Short task
Find each line with the string "incluye" and report it.

(Collected data)
──────────────────────────────

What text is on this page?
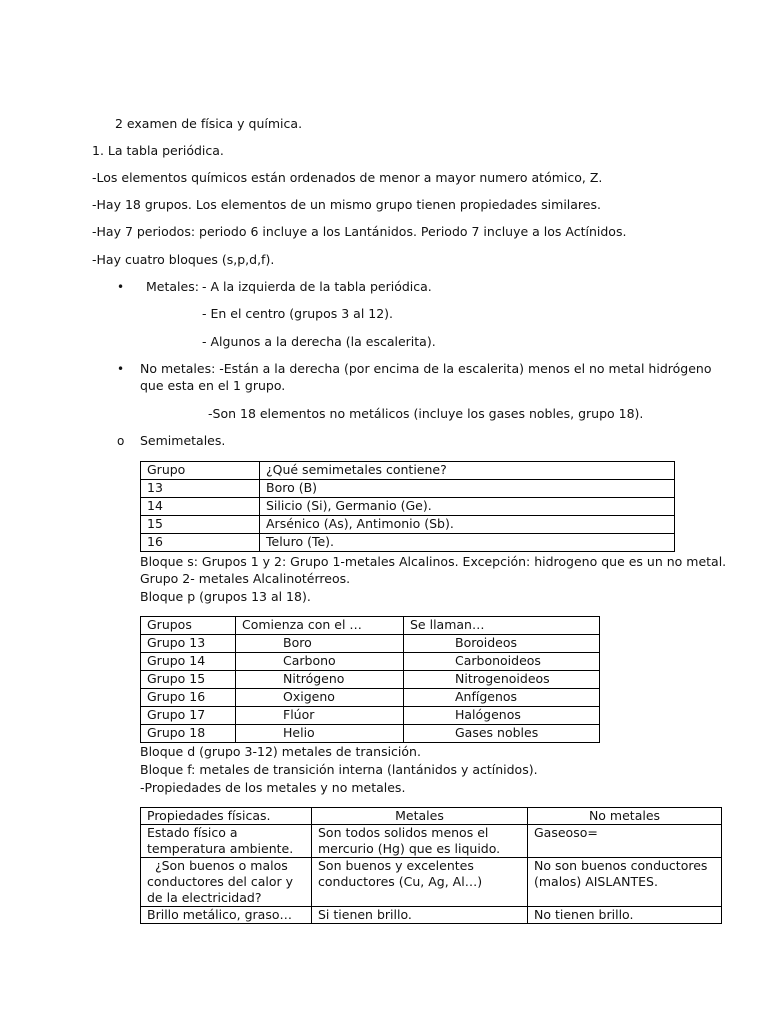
2 examen de física y química.
1. La tabla periódica.
-Los elementos químicos están ordenados de menor a mayor numero atómico, Z.
-Hay 18 grupos. Los elementos de un mismo grupo tienen propiedades similares.
-Hay 7 periodos: periodo 6 incluye a los Lantánidos. Periodo 7 incluye a los Actínidos.
-Hay cuatro bloques (s,p,d,f).
• Metales: - A la izquierda de la tabla periódica.
- En el centro (grupos 3 al 12).
- Algunos a la derecha (la escalerita).
• No metales: -Están a la derecha (por encima de la escalerita) menos el no metal hidrógeno
que esta en el 1 grupo.
-Son 18 elementos no metálicos (incluye los gases nobles, grupo 18).
o Semimetales.
Grupo	¿Qué semimetales contiene?
13	Boro (B)
14	Silicio (Si), Germanio (Ge).
15	Arsénico (As), Antimonio (Sb).
16	Teluro (Te).
Bloque s: Grupos 1 y 2: Grupo 1-metales Alcalinos. Excepción: hidrogeno que es un no metal.
Grupo 2- metales Alcalinotérreos.
Bloque p (grupos 13 al 18).
Grupos	Comienza con el …	Se llaman…
Grupo 13	Boro	Boroideos
Grupo 14	Carbono	Carbonoideos
Grupo 15	Nitrógeno	Nitrogenoideos
Grupo 16	Oxigeno	Anfígenos
Grupo 17	Flúor	Halógenos
Grupo 18	Helio	Gases nobles
Bloque d (grupo 3-12) metales de transición.
Bloque f: metales de transición interna (lantánidos y actínidos).
-Propiedades de los metales y no metales.
Propiedades físicas.	Metales	No metales
Estado físico a temperatura ambiente.	Son todos solidos menos el mercurio (Hg) que es liquido.	Gaseoso=
¿Son buenos o malos conductores del calor y de la electricidad?	Son buenos y excelentes conductores (Cu, Ag, Al…)	No son buenos conductores (malos) AISLANTES.
Brillo metálico, graso…	Si tienen brillo.	No tienen brillo.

──────────────────────────────

Result of the task
-Hay 7 periodos: periodo 6 incluye a los Lantánidos. Periodo 7 incluye a los Actínidos.
-Son 18 elementos no metálicos (incluye los gases nobles, grupo 18).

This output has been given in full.